PROBLEM DESCRIPTION :: Could you reproduce, character for character, only the items below from the line with "chevron-down-icon bbox=[503, 673, 515, 681]" to the line with "sidebar-divider bbox=[0, 368, 26, 369]", including both of those lines?
— START OF SUPPLIED DATA —
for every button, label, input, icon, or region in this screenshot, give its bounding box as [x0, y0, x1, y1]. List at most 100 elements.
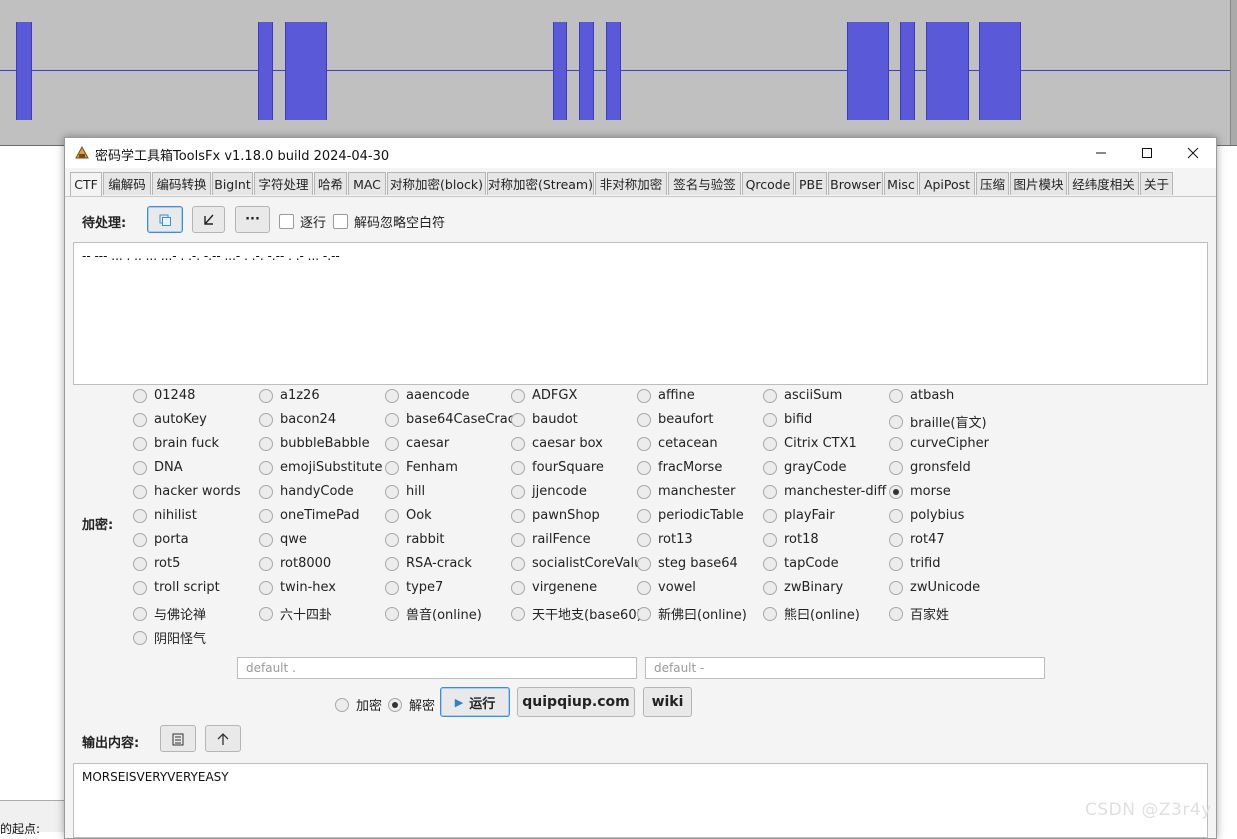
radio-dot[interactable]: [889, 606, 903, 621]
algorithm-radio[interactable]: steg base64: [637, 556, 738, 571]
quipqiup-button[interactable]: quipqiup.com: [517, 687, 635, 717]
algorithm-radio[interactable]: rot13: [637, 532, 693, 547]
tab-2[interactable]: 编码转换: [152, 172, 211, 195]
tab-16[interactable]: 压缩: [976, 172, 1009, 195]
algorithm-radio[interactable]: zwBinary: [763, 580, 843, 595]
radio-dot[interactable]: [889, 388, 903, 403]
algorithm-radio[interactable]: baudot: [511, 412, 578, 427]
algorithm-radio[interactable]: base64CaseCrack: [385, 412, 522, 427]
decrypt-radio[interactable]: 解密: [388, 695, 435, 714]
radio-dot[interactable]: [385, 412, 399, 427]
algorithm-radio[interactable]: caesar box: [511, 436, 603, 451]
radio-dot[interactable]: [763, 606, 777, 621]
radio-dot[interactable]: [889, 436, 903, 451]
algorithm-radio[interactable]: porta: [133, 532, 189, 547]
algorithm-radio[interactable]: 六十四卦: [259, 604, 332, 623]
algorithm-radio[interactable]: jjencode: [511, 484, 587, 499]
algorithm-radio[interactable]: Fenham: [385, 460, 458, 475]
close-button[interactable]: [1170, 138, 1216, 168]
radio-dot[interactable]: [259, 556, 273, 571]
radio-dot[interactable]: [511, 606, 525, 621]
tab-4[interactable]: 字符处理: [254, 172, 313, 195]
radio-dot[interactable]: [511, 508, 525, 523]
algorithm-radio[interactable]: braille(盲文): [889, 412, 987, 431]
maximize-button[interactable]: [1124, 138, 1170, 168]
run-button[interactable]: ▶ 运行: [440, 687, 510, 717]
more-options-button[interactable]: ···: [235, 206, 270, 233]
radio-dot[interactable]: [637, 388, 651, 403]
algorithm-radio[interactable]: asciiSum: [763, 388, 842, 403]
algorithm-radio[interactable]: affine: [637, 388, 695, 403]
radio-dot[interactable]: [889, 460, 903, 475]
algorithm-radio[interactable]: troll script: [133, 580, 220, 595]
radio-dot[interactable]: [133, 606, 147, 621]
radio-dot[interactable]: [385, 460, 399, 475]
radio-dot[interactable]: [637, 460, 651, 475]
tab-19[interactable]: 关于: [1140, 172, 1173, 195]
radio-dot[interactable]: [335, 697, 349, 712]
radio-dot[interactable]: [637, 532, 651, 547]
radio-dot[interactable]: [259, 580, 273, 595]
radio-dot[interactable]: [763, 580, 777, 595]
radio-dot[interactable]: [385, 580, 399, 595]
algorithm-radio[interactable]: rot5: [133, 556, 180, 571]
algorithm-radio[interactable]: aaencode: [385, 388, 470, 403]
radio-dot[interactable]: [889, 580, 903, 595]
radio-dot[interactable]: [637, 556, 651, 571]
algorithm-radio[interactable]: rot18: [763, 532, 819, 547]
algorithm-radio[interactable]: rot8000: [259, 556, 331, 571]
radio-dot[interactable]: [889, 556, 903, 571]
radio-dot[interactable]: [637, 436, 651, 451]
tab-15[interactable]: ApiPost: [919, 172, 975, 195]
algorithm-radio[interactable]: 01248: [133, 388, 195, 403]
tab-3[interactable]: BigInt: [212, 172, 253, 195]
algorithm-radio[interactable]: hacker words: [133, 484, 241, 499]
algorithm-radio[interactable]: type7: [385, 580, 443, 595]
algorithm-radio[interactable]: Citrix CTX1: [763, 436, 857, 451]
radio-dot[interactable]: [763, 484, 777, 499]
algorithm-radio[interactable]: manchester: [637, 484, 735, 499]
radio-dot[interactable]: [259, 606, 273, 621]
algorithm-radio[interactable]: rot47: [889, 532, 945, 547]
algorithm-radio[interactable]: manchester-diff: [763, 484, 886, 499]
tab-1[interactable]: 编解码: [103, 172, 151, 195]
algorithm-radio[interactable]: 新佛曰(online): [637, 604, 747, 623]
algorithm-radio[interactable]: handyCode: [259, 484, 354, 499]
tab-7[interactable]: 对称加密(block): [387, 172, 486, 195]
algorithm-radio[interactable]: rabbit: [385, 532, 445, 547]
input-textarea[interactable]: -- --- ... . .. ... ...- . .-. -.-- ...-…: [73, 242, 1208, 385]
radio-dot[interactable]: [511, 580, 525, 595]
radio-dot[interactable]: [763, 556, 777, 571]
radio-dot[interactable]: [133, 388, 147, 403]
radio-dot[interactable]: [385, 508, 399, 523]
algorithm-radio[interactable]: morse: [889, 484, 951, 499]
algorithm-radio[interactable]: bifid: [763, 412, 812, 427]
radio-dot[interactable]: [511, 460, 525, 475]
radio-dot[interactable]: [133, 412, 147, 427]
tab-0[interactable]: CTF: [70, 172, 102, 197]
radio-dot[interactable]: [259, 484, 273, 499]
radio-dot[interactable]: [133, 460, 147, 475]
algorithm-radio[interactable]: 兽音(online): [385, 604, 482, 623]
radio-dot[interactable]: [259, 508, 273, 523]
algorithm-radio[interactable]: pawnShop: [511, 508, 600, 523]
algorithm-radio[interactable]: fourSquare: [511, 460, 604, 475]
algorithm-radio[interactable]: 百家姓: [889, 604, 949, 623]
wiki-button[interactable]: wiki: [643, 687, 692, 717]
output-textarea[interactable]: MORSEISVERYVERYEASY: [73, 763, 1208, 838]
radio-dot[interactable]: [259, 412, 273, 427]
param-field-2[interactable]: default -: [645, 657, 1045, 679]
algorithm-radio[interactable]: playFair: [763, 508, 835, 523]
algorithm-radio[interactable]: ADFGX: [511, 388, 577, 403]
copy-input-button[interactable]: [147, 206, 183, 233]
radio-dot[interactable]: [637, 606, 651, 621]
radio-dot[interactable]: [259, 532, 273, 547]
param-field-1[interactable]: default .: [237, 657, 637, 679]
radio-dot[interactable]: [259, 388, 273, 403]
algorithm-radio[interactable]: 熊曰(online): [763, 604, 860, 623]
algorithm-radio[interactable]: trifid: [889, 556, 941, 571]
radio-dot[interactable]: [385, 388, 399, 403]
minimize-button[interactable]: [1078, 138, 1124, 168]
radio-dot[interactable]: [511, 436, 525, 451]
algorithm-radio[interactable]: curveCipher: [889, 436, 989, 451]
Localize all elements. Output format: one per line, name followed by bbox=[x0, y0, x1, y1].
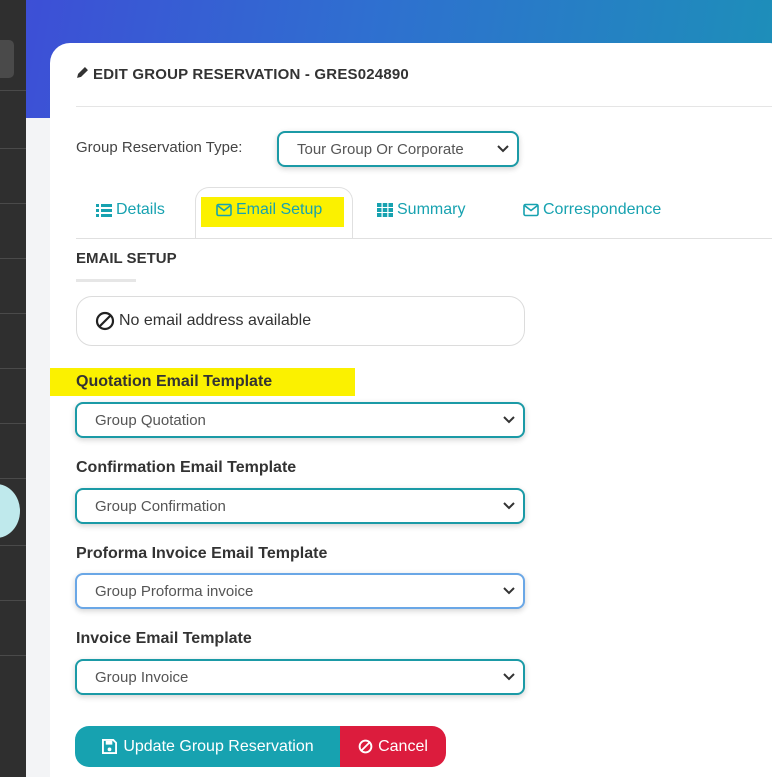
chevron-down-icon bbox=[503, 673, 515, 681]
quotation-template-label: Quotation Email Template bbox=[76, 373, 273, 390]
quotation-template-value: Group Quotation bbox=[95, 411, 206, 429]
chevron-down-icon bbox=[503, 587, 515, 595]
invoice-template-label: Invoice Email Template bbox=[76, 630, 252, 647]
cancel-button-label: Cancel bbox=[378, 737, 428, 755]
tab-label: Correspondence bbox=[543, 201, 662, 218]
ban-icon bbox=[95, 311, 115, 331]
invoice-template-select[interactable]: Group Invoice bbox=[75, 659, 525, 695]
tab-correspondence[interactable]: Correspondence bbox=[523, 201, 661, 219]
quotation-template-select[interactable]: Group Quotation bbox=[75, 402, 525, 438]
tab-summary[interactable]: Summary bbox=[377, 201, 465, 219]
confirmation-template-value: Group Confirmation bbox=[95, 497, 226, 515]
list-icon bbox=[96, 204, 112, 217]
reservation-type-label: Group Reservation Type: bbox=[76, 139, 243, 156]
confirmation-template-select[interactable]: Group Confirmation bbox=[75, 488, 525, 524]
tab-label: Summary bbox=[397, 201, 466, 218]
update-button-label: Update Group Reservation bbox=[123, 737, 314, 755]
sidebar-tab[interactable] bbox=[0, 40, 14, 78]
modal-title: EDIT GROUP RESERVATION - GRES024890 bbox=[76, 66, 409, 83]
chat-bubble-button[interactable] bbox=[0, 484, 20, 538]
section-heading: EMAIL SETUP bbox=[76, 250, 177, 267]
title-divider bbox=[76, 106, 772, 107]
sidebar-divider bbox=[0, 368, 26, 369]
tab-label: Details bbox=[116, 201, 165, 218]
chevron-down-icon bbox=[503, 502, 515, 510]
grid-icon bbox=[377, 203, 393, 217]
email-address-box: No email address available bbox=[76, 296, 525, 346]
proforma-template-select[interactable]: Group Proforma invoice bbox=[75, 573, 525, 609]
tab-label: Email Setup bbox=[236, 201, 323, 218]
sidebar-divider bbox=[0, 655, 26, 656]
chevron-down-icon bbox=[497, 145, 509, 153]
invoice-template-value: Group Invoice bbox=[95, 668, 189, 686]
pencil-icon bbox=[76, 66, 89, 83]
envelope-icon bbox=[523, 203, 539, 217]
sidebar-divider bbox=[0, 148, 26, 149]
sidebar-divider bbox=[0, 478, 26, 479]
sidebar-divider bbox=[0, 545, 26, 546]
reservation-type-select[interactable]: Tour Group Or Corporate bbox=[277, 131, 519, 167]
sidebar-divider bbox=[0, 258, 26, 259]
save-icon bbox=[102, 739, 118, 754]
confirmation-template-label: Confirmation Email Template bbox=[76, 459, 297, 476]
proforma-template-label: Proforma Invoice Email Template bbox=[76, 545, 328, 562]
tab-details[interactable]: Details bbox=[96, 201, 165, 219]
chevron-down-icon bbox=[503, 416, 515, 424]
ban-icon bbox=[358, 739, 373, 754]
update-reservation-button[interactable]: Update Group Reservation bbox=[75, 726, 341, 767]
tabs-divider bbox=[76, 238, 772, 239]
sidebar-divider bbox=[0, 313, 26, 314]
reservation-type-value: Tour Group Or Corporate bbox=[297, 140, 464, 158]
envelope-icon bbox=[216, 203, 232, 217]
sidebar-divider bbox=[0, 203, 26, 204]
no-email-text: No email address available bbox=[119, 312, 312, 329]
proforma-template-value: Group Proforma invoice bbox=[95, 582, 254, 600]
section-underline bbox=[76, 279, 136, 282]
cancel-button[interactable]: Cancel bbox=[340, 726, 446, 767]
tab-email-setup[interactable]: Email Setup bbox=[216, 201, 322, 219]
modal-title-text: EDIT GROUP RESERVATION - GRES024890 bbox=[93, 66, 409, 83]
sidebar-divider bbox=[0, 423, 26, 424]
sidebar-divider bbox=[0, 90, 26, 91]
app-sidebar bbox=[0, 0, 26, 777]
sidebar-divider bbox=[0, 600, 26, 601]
— END OF SUPPLIED DATA —
WORKED SOLUTION ::
chevron-down-icon bbox=[503, 673, 515, 681]
quotation-template-label: Quotation Email Template bbox=[76, 373, 273, 390]
quotation-template-value: Group Quotation bbox=[95, 411, 206, 429]
chevron-down-icon bbox=[503, 587, 515, 595]
invoice-template-label: Invoice Email Template bbox=[76, 630, 252, 647]
cancel-button-label: Cancel bbox=[378, 737, 428, 755]
tab-label: Correspondence bbox=[543, 201, 662, 218]
ban-icon bbox=[95, 311, 115, 331]
invoice-template-select[interactable]: Group Invoice bbox=[75, 659, 525, 695]
tab-correspondence[interactable]: Correspondence bbox=[523, 201, 661, 219]
quotation-template-select[interactable]: Group Quotation bbox=[75, 402, 525, 438]
tab-summary[interactable]: Summary bbox=[377, 201, 465, 219]
confirmation-template-value: Group Confirmation bbox=[95, 497, 226, 515]
list-icon bbox=[96, 204, 112, 217]
reservation-type-label: Group Reservation Type: bbox=[76, 139, 243, 156]
confirmation-template-select[interactable]: Group Confirmation bbox=[75, 488, 525, 524]
tab-label: Summary bbox=[397, 201, 466, 218]
update-button-label: Update Group Reservation bbox=[123, 737, 314, 755]
sidebar-tab[interactable] bbox=[0, 40, 14, 78]
modal-title: EDIT GROUP RESERVATION - GRES024890 bbox=[76, 66, 409, 83]
chat-bubble-button[interactable] bbox=[0, 484, 20, 538]
section-heading: EMAIL SETUP bbox=[76, 250, 177, 267]
title-divider bbox=[76, 106, 772, 107]
sidebar-divider bbox=[0, 368, 26, 369]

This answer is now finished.